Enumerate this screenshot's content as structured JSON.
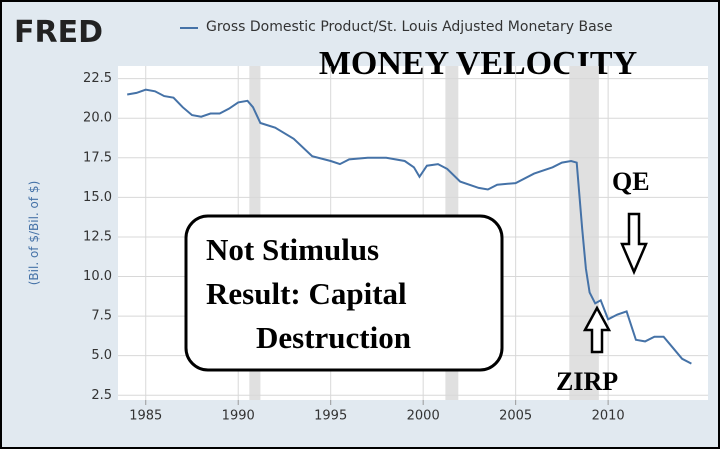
{
  "chart_data": {
    "type": "line",
    "logo": "FRED",
    "title": "MONEY VELOCITY",
    "ylabel": "(Bil. of $/Bil. of $)",
    "annotations": [
      "QE",
      "ZIRP"
    ],
    "note": [
      "Not Stimulus",
      "Result: Capital",
      "Destruction"
    ],
    "x": [
      1984.0,
      1984.5,
      1985.0,
      1985.5,
      1986.0,
      1986.5,
      1987.0,
      1987.5,
      1988.0,
      1988.5,
      1989.0,
      1989.5,
      1990.0,
      1990.5,
      1990.8,
      1991.2,
      1992.0,
      1993.0,
      1994.0,
      1995.0,
      1995.5,
      1996.0,
      1997.0,
      1998.0,
      1999.0,
      1999.5,
      1999.8,
      2000.2,
      2000.8,
      2001.3,
      2002.0,
      2003.0,
      2003.5,
      2004.0,
      2005.0,
      2006.0,
      2007.0,
      2007.5,
      2008.0,
      2008.3,
      2008.6,
      2008.8,
      2009.0,
      2009.3,
      2009.6,
      2010.0,
      2010.5,
      2011.0,
      2011.5,
      2012.0,
      2012.5,
      2013.0,
      2013.5,
      2014.0,
      2014.5
    ],
    "series": [
      {
        "name": "Gross Domestic Product/St. Louis Adjusted Monetary Base",
        "color": "#4572a7",
        "values": [
          21.5,
          21.6,
          21.8,
          21.7,
          21.4,
          21.3,
          20.7,
          20.2,
          20.1,
          20.3,
          20.3,
          20.6,
          21.0,
          21.1,
          20.7,
          19.7,
          19.4,
          18.7,
          17.6,
          17.3,
          17.1,
          17.4,
          17.5,
          17.5,
          17.3,
          16.9,
          16.3,
          17.0,
          17.1,
          16.8,
          16.0,
          15.6,
          15.5,
          15.8,
          15.9,
          16.5,
          16.9,
          17.2,
          17.3,
          17.2,
          13.0,
          10.5,
          9.0,
          8.3,
          8.5,
          7.3,
          7.6,
          7.8,
          6.0,
          5.9,
          6.2,
          6.2,
          5.5,
          4.8,
          4.5
        ]
      }
    ],
    "recessions": [
      [
        1990.6,
        1991.2
      ],
      [
        2001.2,
        2001.9
      ],
      [
        2007.9,
        2009.5
      ]
    ],
    "xlim": [
      1983.5,
      2015.4
    ],
    "xticks": [
      1985,
      1990,
      1995,
      2000,
      2005,
      2010
    ],
    "ylim": [
      2.2,
      23.3
    ],
    "yticks": [
      {
        "value": 2.5,
        "label": "2.5"
      },
      {
        "value": 5,
        "label": "5.0"
      },
      {
        "value": 7.5,
        "label": "7.5"
      },
      {
        "value": 10,
        "label": "10.0"
      },
      {
        "value": 12.5,
        "label": "12.5"
      },
      {
        "value": 15,
        "label": "15.0"
      },
      {
        "value": 17.5,
        "label": "17.5"
      },
      {
        "value": 20,
        "label": "20.0"
      },
      {
        "value": 22.5,
        "label": "22.5"
      }
    ],
    "grid": true
  }
}
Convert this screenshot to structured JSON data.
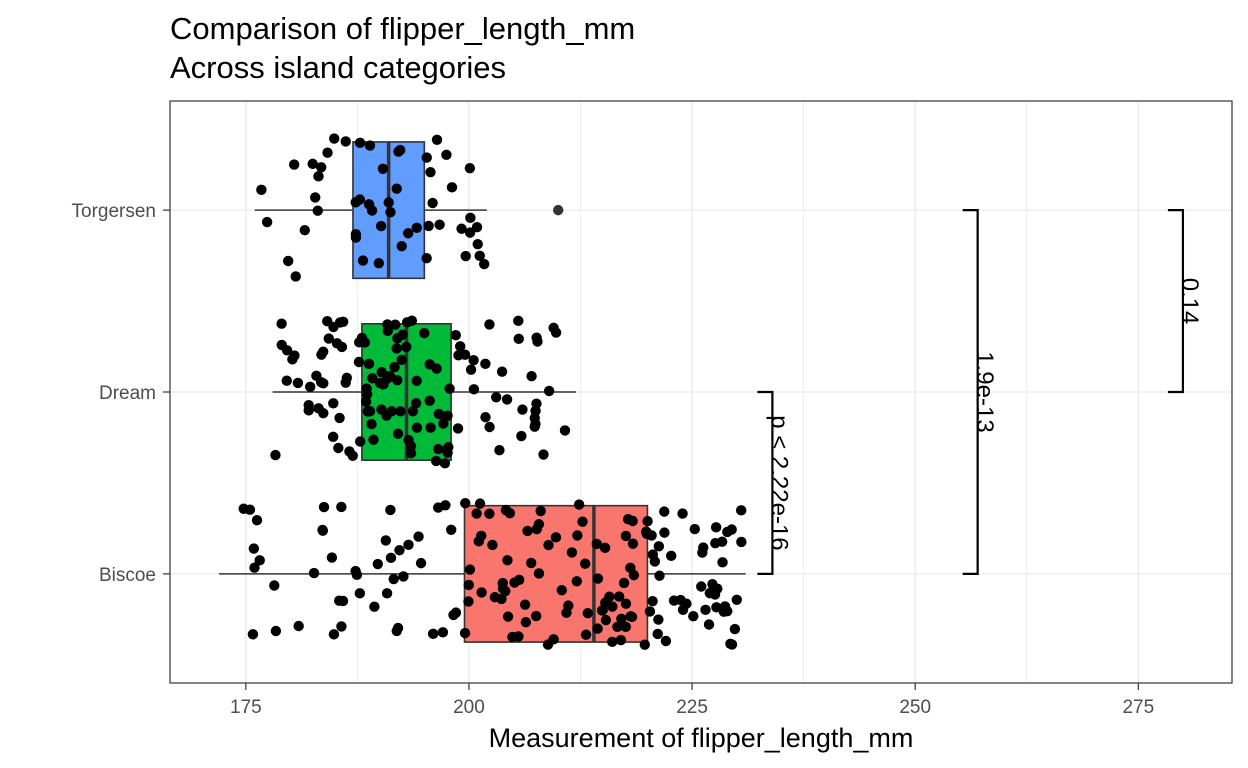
{
  "chart_data": {
    "type": "boxplot",
    "title": "Comparison of flipper_length_mm",
    "subtitle": "Across island categories",
    "xlabel": "Measurement of flipper_length_mm",
    "ylabel": "",
    "xlim": [
      166.5,
      285.5
    ],
    "x_ticks": [
      175,
      200,
      225,
      250,
      275
    ],
    "categories": [
      "Biscoe",
      "Dream",
      "Torgersen"
    ],
    "grid": true,
    "boxes": [
      {
        "category": "Biscoe",
        "color": "#F8766D",
        "min": 172,
        "q1": 199.5,
        "median": 214,
        "q3": 220,
        "max": 231
      },
      {
        "category": "Dream",
        "color": "#00BA38",
        "min": 178,
        "q1": 188,
        "median": 193,
        "q3": 198,
        "max": 212
      },
      {
        "category": "Torgersen",
        "color": "#619CFF",
        "min": 176,
        "q1": 187,
        "median": 191,
        "q3": 195,
        "max": 202
      }
    ],
    "outliers": [
      {
        "category": "Torgersen",
        "value": 210
      }
    ],
    "comparisons": [
      {
        "group1": "Biscoe",
        "group2": "Dream",
        "label": "p < 2.22e-16",
        "x": 234
      },
      {
        "group1": "Biscoe",
        "group2": "Torgersen",
        "label": "1.9e-13",
        "x": 257
      },
      {
        "group1": "Dream",
        "group2": "Torgersen",
        "label": "0.14",
        "x": 280
      }
    ]
  }
}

┄┄┄┄┄┄

Problem requirements =>
Reproduce every entry word for word, but omit the pictures.

Full output =>
Enumerate this screenshot's content as structured JSON.
{
  "chart_data": {
    "type": "line",
    "logo": "FRED",
    "title": "MONEY VELOCITY",
    "ylabel": "(Bil. of $/Bil. of $)",
    "annotations": [
      "QE",
      "ZIRP"
    ],
    "note": [
      "Not Stimulus",
      "Result: Capital",
      "Destruction"
    ],
    "x": [
      1984.0,
      1984.5,
      1985.0,
      1985.5,
      1986.0,
      1986.5,
      1987.0,
      1987.5,
      1988.0,
      1988.5,
      1989.0,
      1989.5,
      1990.0,
      1990.5,
      1990.8,
      1991.2,
      1992.0,
      1993.0,
      1994.0,
      1995.0,
      1995.5,
      1996.0,
      1997.0,
      1998.0,
      1999.0,
      1999.5,
      1999.8,
      2000.2,
      2000.8,
      2001.3,
      2002.0,
      2003.0,
      2003.5,
      2004.0,
      2005.0,
      2006.0,
      2007.0,
      2007.5,
      2008.0,
      2008.3,
      2008.6,
      2008.8,
      2009.0,
      2009.3,
      2009.6,
      2010.0,
      2010.5,
      2011.0,
      2011.5,
      2012.0,
      2012.5,
      2013.0,
      2013.5,
      2014.0,
      2014.5
    ],
    "series": [
      {
        "name": "Gross Domestic Product/St. Louis Adjusted Monetary Base",
        "color": "#4572a7",
        "values": [
          21.5,
          21.6,
          21.8,
          21.7,
          21.4,
          21.3,
          20.7,
          20.2,
          20.1,
          20.3,
          20.3,
          20.6,
          21.0,
          21.1,
          20.7,
          19.7,
          19.4,
          18.7,
          17.6,
          17.3,
          17.1,
          17.4,
          17.5,
          17.5,
          17.3,
          16.9,
          16.3,
          17.0,
          17.1,
          16.8,
          16.0,
          15.6,
          15.5,
          15.8,
          15.9,
          16.5,
          16.9,
          17.2,
          17.3,
          17.2,
          13.0,
          10.5,
          9.0,
          8.3,
          8.5,
          7.3,
          7.6,
          7.8,
          6.0,
          5.9,
          6.2,
          6.2,
          5.5,
          4.8,
          4.5
        ]
      }
    ],
    "recessions": [
      [
        1990.6,
        1991.2
      ],
      [
        2001.2,
        2001.9
      ],
      [
        2007.9,
        2009.5
      ]
    ],
    "xlim": [
      1983.5,
      2015.4
    ],
    "xticks": [
      1985,
      1990,
      1995,
      2000,
      2005,
      2010
    ],
    "ylim": [
      2.2,
      23.3
    ],
    "yticks": [
      {
        "value": 2.5,
        "label": "2.5"
      },
      {
        "value": 5,
        "label": "5.0"
      },
      {
        "value": 7.5,
        "label": "7.5"
      },
      {
        "value": 10,
        "label": "10.0"
      },
      {
        "value": 12.5,
        "label": "12.5"
      },
      {
        "value": 15,
        "label": "15.0"
      },
      {
        "value": 17.5,
        "label": "17.5"
      },
      {
        "value": 20,
        "label": "20.0"
      },
      {
        "value": 22.5,
        "label": "22.5"
      }
    ],
    "grid": true
  }
}
Convert this screenshot to structured JSON data.
{
  "chart_data": {
    "type": "boxplot",
    "title": "Comparison of flipper_length_mm",
    "subtitle": "Across island categories",
    "xlabel": "Measurement of flipper_length_mm",
    "ylabel": "",
    "xlim": [
      166.5,
      285.5
    ],
    "x_ticks": [
      175,
      200,
      225,
      250,
      275
    ],
    "categories": [
      "Biscoe",
      "Dream",
      "Torgersen"
    ],
    "grid": true,
    "boxes": [
      {
        "category": "Biscoe",
        "color": "#F8766D",
        "min": 172,
        "q1": 199.5,
        "median": 214,
        "q3": 220,
        "max": 231
      },
      {
        "category": "Dream",
        "color": "#00BA38",
        "min": 178,
        "q1": 188,
        "median": 193,
        "q3": 198,
        "max": 212
      },
      {
        "category": "Torgersen",
        "color": "#619CFF",
        "min": 176,
        "q1": 187,
        "median": 191,
        "q3": 195,
        "max": 202
      }
    ],
    "outliers": [
      {
        "category": "Torgersen",
        "value": 210
      }
    ],
    "comparisons": [
      {
        "group1": "Biscoe",
        "group2": "Dream",
        "label": "p < 2.22e-16",
        "x": 234
      },
      {
        "group1": "Biscoe",
        "group2": "Torgersen",
        "label": "1.9e-13",
        "x": 257
      },
      {
        "group1": "Dream",
        "group2": "Torgersen",
        "label": "0.14",
        "x": 280
      }
    ]
  }
}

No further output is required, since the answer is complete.